Registros de una fuente de datos:
⟨
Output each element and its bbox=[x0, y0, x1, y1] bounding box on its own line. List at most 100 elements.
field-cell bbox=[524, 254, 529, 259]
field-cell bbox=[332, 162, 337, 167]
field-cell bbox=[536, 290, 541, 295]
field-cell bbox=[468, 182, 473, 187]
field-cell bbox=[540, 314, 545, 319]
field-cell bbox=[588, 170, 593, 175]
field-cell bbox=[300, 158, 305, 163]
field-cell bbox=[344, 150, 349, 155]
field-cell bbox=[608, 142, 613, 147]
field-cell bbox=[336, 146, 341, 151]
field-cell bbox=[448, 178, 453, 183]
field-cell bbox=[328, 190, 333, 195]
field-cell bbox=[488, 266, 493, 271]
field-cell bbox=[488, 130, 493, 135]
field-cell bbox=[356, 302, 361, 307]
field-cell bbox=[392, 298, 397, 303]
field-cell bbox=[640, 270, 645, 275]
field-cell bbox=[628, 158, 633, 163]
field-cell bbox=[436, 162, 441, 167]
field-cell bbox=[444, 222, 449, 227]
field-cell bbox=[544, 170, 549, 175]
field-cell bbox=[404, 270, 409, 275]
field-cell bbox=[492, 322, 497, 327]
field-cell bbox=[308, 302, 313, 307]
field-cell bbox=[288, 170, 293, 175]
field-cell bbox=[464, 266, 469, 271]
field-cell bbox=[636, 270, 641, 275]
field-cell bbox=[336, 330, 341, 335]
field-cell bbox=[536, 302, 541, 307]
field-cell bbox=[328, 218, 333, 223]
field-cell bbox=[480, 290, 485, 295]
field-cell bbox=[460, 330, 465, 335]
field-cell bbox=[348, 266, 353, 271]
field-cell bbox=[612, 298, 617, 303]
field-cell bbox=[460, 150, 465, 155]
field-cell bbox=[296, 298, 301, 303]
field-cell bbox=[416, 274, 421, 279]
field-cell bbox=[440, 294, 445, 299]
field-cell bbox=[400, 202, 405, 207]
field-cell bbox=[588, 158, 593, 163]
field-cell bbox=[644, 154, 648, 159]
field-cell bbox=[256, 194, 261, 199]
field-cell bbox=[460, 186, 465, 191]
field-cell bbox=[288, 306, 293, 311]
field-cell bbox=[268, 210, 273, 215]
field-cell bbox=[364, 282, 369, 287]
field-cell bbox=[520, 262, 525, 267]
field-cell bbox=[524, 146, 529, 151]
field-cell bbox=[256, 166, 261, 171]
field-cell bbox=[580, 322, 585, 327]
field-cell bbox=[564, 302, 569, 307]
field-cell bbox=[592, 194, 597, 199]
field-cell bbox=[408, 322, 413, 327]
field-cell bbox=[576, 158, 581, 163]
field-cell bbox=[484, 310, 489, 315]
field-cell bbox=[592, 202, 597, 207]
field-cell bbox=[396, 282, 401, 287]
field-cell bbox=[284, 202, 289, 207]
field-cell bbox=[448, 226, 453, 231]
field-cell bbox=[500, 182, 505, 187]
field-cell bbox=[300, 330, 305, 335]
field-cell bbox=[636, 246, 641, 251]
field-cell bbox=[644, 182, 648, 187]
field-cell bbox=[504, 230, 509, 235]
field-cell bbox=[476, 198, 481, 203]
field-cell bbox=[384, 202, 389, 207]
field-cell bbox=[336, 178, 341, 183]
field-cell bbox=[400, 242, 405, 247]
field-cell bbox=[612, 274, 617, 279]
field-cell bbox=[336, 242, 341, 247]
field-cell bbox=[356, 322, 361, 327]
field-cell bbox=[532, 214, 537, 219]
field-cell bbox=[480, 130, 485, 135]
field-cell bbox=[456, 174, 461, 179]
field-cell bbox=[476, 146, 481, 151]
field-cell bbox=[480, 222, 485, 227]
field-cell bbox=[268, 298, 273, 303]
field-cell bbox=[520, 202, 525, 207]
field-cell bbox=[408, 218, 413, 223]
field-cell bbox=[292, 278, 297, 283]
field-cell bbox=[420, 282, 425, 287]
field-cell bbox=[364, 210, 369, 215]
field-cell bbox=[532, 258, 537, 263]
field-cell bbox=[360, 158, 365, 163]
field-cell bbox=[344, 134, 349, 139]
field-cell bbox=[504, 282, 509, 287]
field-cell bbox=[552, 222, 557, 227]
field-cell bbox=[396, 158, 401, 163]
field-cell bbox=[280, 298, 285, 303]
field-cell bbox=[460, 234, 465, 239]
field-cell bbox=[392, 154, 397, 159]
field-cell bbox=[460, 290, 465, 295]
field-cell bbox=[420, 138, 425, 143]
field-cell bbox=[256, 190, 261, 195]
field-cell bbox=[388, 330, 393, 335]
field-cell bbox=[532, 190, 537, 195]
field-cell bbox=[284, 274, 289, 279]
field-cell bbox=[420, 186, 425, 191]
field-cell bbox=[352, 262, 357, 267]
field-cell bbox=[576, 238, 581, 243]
⟩
⟨
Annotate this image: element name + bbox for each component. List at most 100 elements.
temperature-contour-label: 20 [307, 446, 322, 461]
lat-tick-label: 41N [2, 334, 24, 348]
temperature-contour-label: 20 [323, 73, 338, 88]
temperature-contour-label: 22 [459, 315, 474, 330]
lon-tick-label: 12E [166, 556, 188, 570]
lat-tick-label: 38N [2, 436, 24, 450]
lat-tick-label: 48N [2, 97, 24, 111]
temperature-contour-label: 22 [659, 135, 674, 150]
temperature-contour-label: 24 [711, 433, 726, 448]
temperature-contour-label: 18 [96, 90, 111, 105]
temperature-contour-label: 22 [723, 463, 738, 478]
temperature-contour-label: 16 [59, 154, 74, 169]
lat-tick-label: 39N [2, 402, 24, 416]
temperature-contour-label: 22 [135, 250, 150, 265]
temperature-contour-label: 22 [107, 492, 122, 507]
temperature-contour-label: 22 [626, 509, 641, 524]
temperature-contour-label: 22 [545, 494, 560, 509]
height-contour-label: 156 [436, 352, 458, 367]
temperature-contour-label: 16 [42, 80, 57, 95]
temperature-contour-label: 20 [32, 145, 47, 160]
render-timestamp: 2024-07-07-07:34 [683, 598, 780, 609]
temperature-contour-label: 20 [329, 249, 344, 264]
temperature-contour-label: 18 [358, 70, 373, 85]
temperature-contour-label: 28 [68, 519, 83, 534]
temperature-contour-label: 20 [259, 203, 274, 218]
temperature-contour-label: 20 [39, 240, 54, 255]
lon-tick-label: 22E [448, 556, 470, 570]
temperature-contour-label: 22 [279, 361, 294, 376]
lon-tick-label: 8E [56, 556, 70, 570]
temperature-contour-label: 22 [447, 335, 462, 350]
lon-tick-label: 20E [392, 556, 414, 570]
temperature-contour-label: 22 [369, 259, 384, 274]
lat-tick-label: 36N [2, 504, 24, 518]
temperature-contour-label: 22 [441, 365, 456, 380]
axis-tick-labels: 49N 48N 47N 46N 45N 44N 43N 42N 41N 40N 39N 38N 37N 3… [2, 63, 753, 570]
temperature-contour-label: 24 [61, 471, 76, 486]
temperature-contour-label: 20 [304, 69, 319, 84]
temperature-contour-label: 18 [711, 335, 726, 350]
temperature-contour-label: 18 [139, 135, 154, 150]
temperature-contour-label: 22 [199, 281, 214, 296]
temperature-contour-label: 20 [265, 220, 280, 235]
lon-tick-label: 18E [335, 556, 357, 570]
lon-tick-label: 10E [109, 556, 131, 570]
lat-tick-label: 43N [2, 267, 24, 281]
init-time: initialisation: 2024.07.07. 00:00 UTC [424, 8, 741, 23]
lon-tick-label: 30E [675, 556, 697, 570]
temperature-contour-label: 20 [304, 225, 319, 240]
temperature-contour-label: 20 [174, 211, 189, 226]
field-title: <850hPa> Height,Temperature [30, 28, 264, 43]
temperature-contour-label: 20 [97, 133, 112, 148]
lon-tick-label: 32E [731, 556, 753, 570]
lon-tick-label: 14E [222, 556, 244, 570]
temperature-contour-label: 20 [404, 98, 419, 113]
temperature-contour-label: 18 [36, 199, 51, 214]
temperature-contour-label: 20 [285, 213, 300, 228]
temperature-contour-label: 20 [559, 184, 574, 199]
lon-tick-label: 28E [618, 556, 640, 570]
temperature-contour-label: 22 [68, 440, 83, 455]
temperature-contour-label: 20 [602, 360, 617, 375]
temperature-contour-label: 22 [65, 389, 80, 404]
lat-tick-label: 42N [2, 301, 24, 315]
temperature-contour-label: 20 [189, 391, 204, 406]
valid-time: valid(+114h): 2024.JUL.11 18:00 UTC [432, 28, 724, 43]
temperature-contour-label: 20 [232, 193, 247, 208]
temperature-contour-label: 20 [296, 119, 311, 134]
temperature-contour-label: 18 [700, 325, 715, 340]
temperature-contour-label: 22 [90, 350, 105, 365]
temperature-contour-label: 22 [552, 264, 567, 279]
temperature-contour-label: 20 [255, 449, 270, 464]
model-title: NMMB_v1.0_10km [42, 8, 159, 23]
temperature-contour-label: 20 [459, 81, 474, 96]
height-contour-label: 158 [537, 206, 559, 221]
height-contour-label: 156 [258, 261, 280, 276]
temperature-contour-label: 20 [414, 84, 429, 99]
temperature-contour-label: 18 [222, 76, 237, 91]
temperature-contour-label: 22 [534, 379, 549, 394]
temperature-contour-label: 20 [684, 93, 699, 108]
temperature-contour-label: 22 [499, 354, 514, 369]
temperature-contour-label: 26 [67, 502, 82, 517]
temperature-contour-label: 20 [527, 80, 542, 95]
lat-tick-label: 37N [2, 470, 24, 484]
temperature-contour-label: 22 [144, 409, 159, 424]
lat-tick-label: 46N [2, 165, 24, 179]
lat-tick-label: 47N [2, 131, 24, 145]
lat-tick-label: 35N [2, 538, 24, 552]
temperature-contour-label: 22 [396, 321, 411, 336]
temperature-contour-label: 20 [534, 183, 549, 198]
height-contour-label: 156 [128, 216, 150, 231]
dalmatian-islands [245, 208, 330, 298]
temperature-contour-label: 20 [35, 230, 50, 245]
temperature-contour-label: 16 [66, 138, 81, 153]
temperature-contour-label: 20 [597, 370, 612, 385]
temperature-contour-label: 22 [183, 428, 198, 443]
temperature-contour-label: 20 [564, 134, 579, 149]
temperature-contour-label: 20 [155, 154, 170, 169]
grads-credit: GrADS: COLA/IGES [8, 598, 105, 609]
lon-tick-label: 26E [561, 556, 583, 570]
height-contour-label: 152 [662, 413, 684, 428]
⟩
• _QUÉ SE PIDE_:
Cambia "field-cell" por "grid-cell" en las líneas del material que van desde la que contiene "Output each element" hasta la que contiene "field-cell bbox=[628, 158, 633, 163]", ambas incluidas, y escríbelas de nuevo sin alterar nada más.

• _RESULTADO DE LA TAREA_:
Output each element and its bbox=[x0, y0, x1, y1] bounding box on its own line. List at most 100 elements.
grid-cell bbox=[524, 254, 529, 259]
grid-cell bbox=[332, 162, 337, 167]
grid-cell bbox=[536, 290, 541, 295]
grid-cell bbox=[468, 182, 473, 187]
grid-cell bbox=[540, 314, 545, 319]
grid-cell bbox=[588, 170, 593, 175]
grid-cell bbox=[300, 158, 305, 163]
grid-cell bbox=[344, 150, 349, 155]
grid-cell bbox=[608, 142, 613, 147]
grid-cell bbox=[336, 146, 341, 151]
grid-cell bbox=[448, 178, 453, 183]
grid-cell bbox=[328, 190, 333, 195]
grid-cell bbox=[488, 266, 493, 271]
grid-cell bbox=[488, 130, 493, 135]
grid-cell bbox=[356, 302, 361, 307]
grid-cell bbox=[392, 298, 397, 303]
grid-cell bbox=[640, 270, 645, 275]
grid-cell bbox=[628, 158, 633, 163]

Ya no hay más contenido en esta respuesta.